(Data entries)
::::

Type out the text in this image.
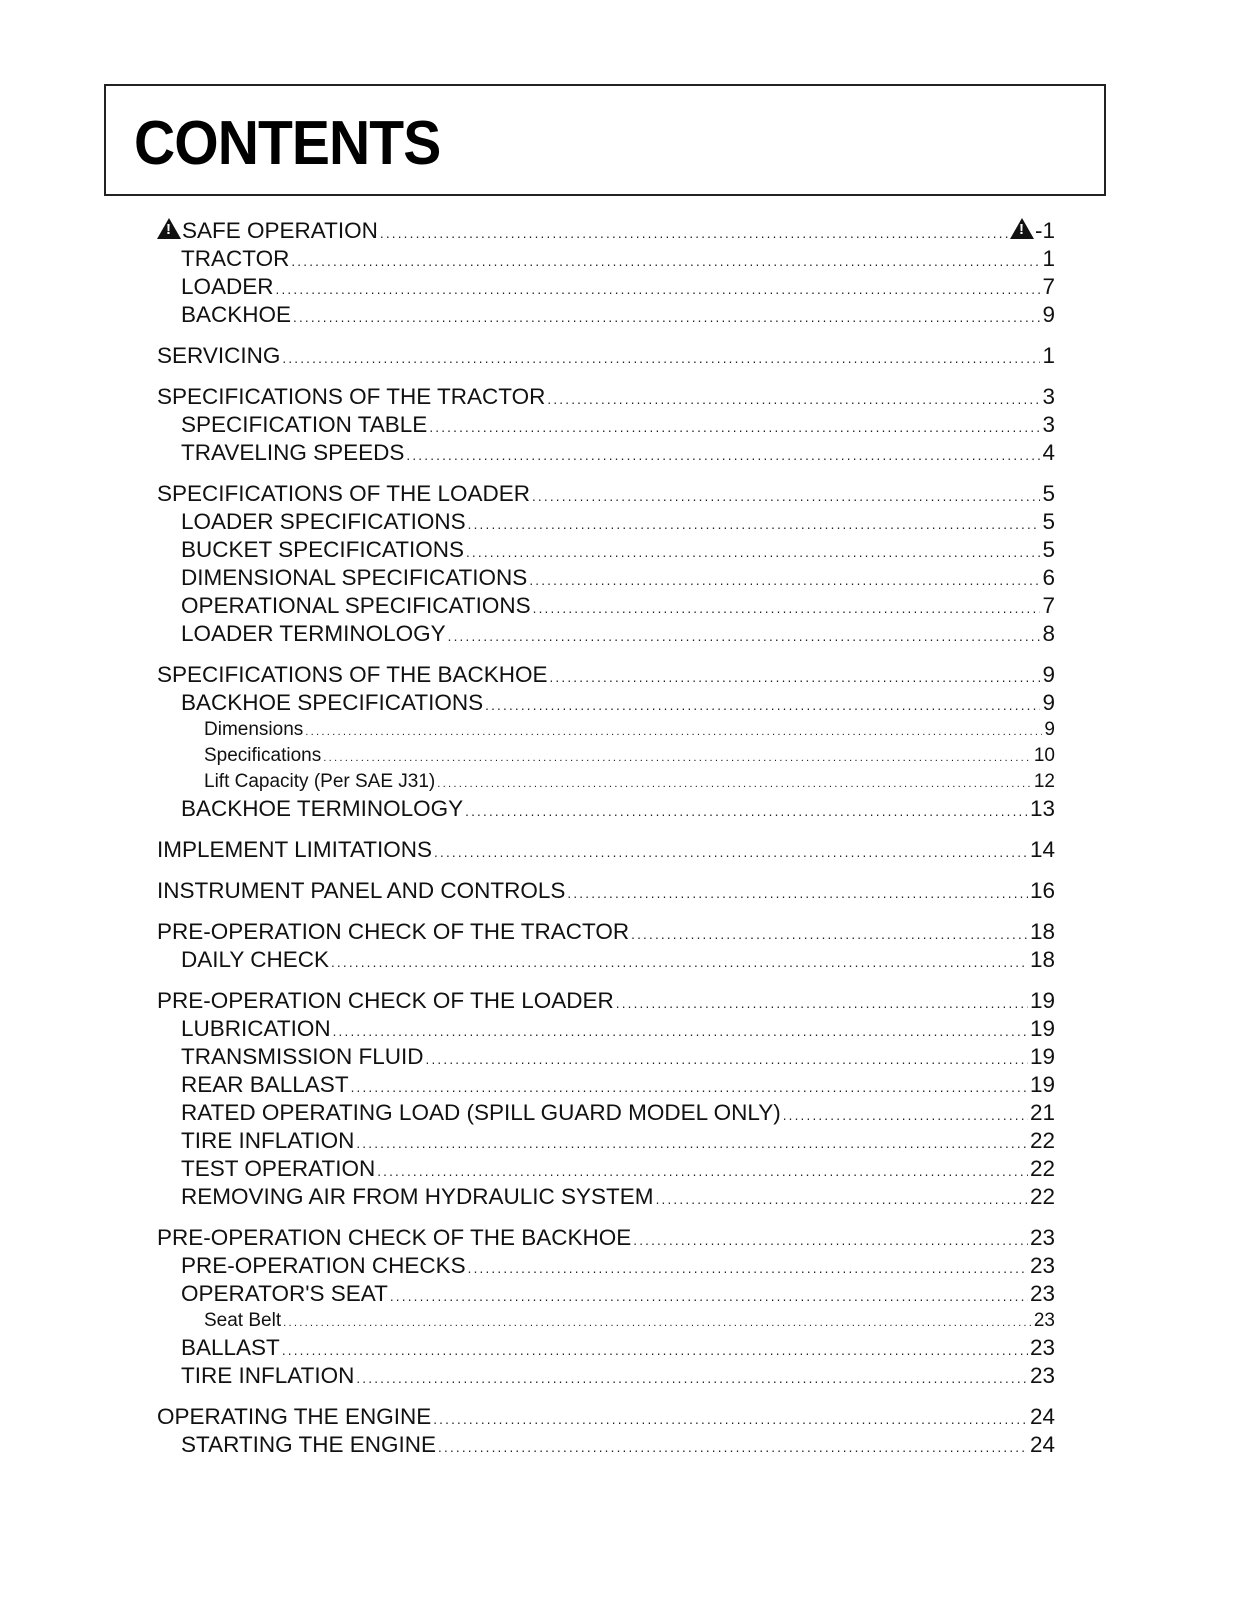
CONTENTS
!SAFE OPERATION ..... !	-1
TRACTOR .....	1
LOADER .....	7
BACKHOE .....	9
SERVICING .....	1
SPECIFICATIONS OF THE TRACTOR .....	3
SPECIFICATION TABLE .....	3
TRAVELING SPEEDS .....	4
SPECIFICATIONS OF THE LOADER .....	5
LOADER SPECIFICATIONS .....	5
BUCKET SPECIFICATIONS .....	5
DIMENSIONAL SPECIFICATIONS .....	6
OPERATIONAL SPECIFICATIONS .....	7
LOADER TERMINOLOGY .....	8
SPECIFICATIONS OF THE BACKHOE .....	9
BACKHOE SPECIFICATIONS .....	9
Dimensions .....	9
Specifications .....	10
Lift Capacity (Per SAE J31) .....	12
BACKHOE TERMINOLOGY .....	13
IMPLEMENT LIMITATIONS .....	14
INSTRUMENT PANEL AND CONTROLS .....	16
PRE-OPERATION CHECK OF THE TRACTOR .....	18
DAILY CHECK .....	18
PRE-OPERATION CHECK OF THE LOADER .....	19
LUBRICATION .....	19
TRANSMISSION FLUID .....	19
REAR BALLAST .....	19
RATED OPERATING LOAD (SPILL GUARD MODEL ONLY) .....	21
TIRE INFLATION .....	22
TEST OPERATION .....	22
REMOVING AIR FROM HYDRAULIC SYSTEM .....	22
PRE-OPERATION CHECK OF THE BACKHOE .....	23
PRE-OPERATION CHECKS .....	23
OPERATOR'S SEAT .....	23
Seat Belt .....	23
BALLAST .....	23
TIRE INFLATION .....	23
OPERATING THE ENGINE .....	24
STARTING THE ENGINE .....	24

::::

Find "INFLATION". Copy every line it occurs in.

TIRE INFLATION .....	22
TIRE INFLATION .....	23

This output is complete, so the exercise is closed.